▶ [What is asked]:
(1) From the forum thread on statistics books, reproduce verbatim the part that opens with the words containing "ISLR is on my" and closes with "(check out R-bloggers).".
(2) In the forum thread on statistics books, which title does tbradley suggest for someone looking for machine learning?
(3) Extend the forum thread on statistics books with further writing that picks up after its final sentence.

What I've learned this far has already been tremendously helpful, however, I can't seem to find a book that actually covers statistics from A-Z using tidyverse-based methods. I have a feeling ModernDive at some point will evolve into what I'm looking for, but I need it NOW.

In other words, I'm looking for a book that explains statistics and "how-to-do-R-things" with everything from basic stuff like measures of centre, distributions etc to advanced regression methods using a tidyverse-based approach. Is there such a book? If not, what are the second best options?

Thank you!

tbradley · July 12, 2018, 7:01pm

I don't know about one written with tidyverse approaches but you should definitely check out Intro to Statistical Learning and if you are looking for machine learning, you could check out Applied Predictive Modeling

jcblum · July 12, 2018, 11:16pm

I don't know if what you're hoping for exists either. Part of what's complicated is that there really isn't much agreement on what "covers statistics from A-Z" means between different stats-using disciplines (or between statistics-the-discipline and applied statistics as a whole). Whether machine learning even belongs in the same category as "statistics" has been a matter of debate (arbitrary example, from the top of my google: Machine Learning vs Statistics - KDnuggets).

That said, we have this thread about people in this community's favorite "pure statistics" books, which isn't a direct answer but there's some pretty great stuff in there:

bragks · July 13, 2018, 8:18am

ISLR is on my read list and it looks great, but it's a bit advanced for my current level.

g-thomson · July 13, 2018, 9:09am

Generally, statistics textbooks are not exactly page turners and the good ones tend to be more specialised as opposed to introductory. Instead I would recommend doing one or two of the introductory MOOCs on sites like Coursera (e.g. https://www.coursera.org/specializations/statistics). Then read blogs online of people using the techniques on interesting data (check out R-bloggers).

▶ [Entries shown]:
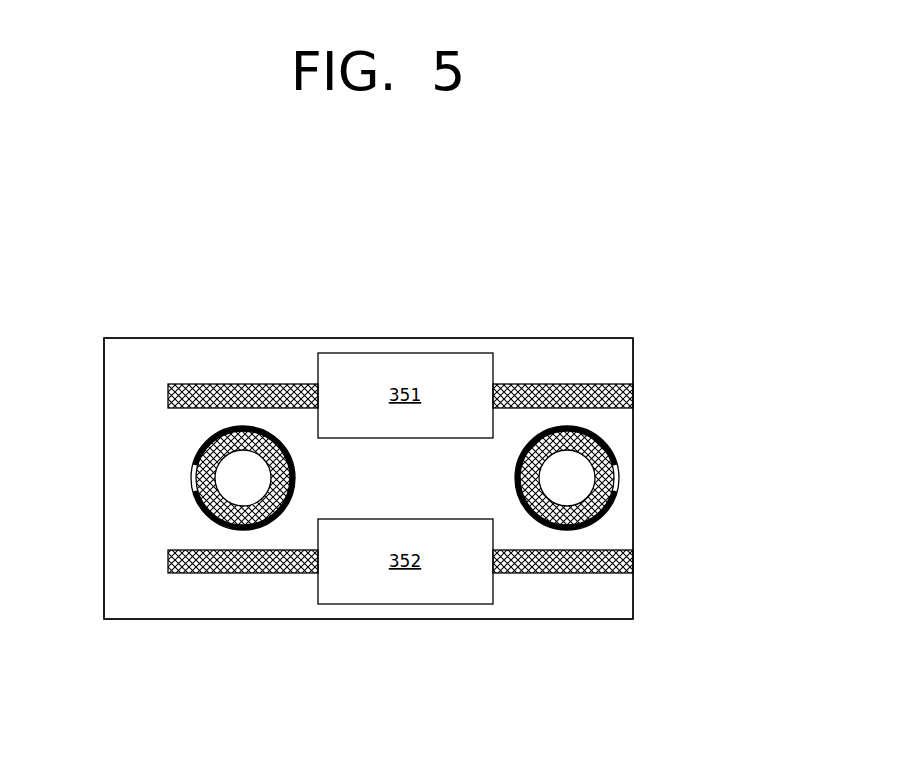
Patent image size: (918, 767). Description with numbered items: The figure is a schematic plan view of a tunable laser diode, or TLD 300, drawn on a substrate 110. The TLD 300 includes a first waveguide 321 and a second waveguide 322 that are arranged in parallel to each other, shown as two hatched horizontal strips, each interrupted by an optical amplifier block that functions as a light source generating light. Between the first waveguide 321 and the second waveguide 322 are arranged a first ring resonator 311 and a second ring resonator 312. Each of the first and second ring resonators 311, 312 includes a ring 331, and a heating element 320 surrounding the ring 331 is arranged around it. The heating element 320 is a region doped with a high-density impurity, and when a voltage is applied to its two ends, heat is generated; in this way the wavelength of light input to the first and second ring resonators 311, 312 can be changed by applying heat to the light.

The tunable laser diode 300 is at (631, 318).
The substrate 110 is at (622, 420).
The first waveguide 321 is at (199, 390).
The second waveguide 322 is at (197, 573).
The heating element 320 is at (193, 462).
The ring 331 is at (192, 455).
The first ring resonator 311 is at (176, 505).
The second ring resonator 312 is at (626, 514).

--

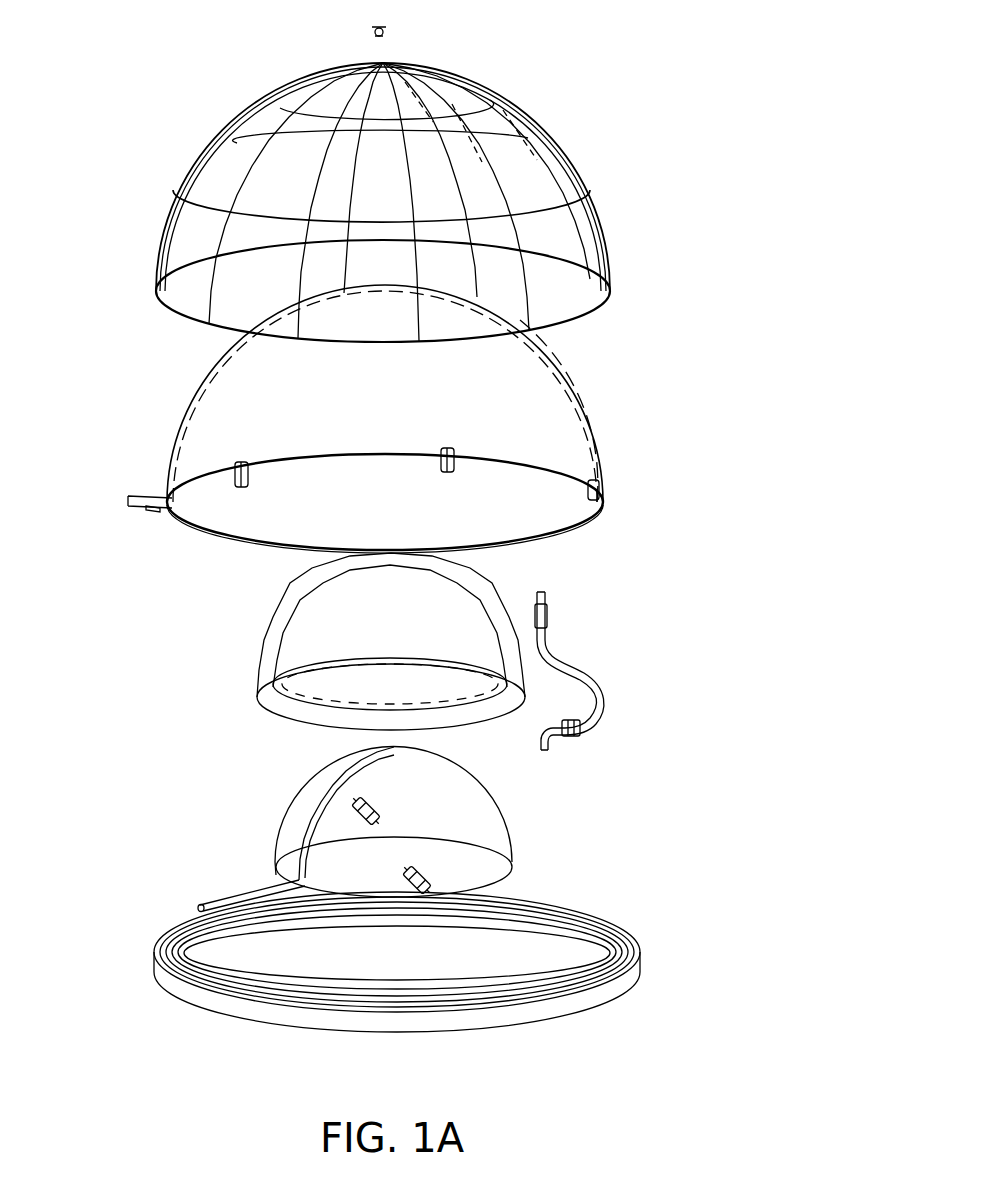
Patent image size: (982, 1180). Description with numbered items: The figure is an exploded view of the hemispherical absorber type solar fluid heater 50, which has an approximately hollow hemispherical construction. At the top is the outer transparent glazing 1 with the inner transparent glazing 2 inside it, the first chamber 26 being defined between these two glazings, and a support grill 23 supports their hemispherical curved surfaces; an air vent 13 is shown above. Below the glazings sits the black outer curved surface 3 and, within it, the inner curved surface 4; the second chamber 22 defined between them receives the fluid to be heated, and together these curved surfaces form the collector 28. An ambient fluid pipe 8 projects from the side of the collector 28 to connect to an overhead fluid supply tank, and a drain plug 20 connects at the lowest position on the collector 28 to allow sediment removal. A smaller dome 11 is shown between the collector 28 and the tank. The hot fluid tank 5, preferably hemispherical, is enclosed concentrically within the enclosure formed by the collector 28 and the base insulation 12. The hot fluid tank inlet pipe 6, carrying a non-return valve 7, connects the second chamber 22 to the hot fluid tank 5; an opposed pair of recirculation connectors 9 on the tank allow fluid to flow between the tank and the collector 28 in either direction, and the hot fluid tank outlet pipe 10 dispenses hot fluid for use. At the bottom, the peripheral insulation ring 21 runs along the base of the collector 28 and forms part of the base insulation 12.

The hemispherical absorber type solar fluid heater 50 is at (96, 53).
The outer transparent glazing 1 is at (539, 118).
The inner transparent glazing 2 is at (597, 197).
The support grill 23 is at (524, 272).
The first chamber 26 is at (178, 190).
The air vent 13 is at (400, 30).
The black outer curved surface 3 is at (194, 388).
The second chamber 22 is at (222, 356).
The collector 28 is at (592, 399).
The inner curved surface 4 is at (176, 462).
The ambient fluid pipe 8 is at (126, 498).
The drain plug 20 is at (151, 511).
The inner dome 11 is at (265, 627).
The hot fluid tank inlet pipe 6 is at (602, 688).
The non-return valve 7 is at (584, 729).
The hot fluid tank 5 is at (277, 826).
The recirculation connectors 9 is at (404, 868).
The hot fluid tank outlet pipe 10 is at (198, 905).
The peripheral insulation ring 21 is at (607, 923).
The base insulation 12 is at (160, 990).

--

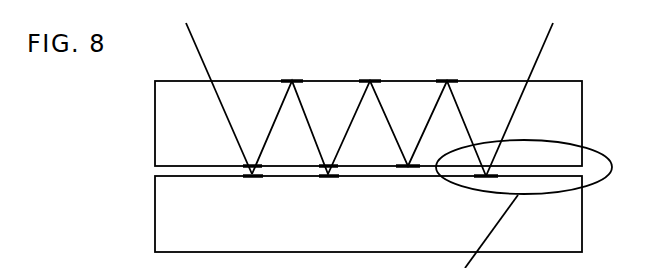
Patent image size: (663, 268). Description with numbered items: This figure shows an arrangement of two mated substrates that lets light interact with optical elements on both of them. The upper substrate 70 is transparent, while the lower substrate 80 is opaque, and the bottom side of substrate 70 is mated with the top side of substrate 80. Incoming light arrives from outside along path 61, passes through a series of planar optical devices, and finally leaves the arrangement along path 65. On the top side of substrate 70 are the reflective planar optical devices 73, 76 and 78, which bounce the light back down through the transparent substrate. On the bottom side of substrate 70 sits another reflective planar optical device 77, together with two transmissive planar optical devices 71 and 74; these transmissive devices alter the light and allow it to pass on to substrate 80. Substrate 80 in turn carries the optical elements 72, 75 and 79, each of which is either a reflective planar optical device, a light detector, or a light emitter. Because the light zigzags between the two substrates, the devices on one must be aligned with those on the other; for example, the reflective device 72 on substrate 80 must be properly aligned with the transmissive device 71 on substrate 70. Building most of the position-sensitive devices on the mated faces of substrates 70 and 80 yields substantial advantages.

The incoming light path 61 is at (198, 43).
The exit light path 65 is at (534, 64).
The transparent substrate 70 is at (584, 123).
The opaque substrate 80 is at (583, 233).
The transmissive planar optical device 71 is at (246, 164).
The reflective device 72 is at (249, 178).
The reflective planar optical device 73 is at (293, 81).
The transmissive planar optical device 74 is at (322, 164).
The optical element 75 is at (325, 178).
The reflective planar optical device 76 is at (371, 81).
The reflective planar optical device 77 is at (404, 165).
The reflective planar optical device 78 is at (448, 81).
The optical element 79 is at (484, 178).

▶ [The replies]:
(1)
ISLR is on my read list and it looks great, but it's a bit advanced for my current level.

g-thomson · July 13, 2018, 9:09am

Generally, statistics textbooks are not exactly page turners and the good ones tend to be more specialised as opposed to introductory. Instead I would recommend doing one or two of the introductory MOOCs on sites like Coursera (e.g. https://www.coursera.org/specializations/statistics). Then read blogs online of people using the techniques on interesting data (check out R-bloggers).

(2) Applied Predictive Modeling

(3)
When you feel you have a grasp on what the statistical concept you are studying does you could then try implementing it in the tidyverse idiom. For this check out the broom package which takes the output of models and puts them into tidy data frames and the twidlr package which restructures several common model functions to work with pipes.

Lastly since statistics can seem quite abstract. Plot what you are doing as much as possible to develop an intuition about what is occuring.

mara · July 13, 2018, 1:30pm

The Elements of Statistical Learning is legendary and great, too (and freely available online).
https://web.stanford.edu/~hastie/ElemStatLearn/

The same is true for Computer Age Statistical Inference (another Hastie book)

As a nice resource for finding resources, there's a compendium of books on DataSciGuide with reviews, difficulty levels, etc:
http://www.datasciguide.com/contenttype/book/

Mark6 · July 13, 2018, 2:20pm

I've dipped in and out of Practical Statistics for Data Scientists 50 Essential Concepts as a relatively useful reference book.

It also contains R code snippets to give programming examples of the concepts (though I don't think they are the best examples, they aren't an introduction to R so you need some knowledge of R and they are base R, not tidyverse). But nonetheless, Practical Statistics for Data Scientists 50 Essential Concepts might be useful for you.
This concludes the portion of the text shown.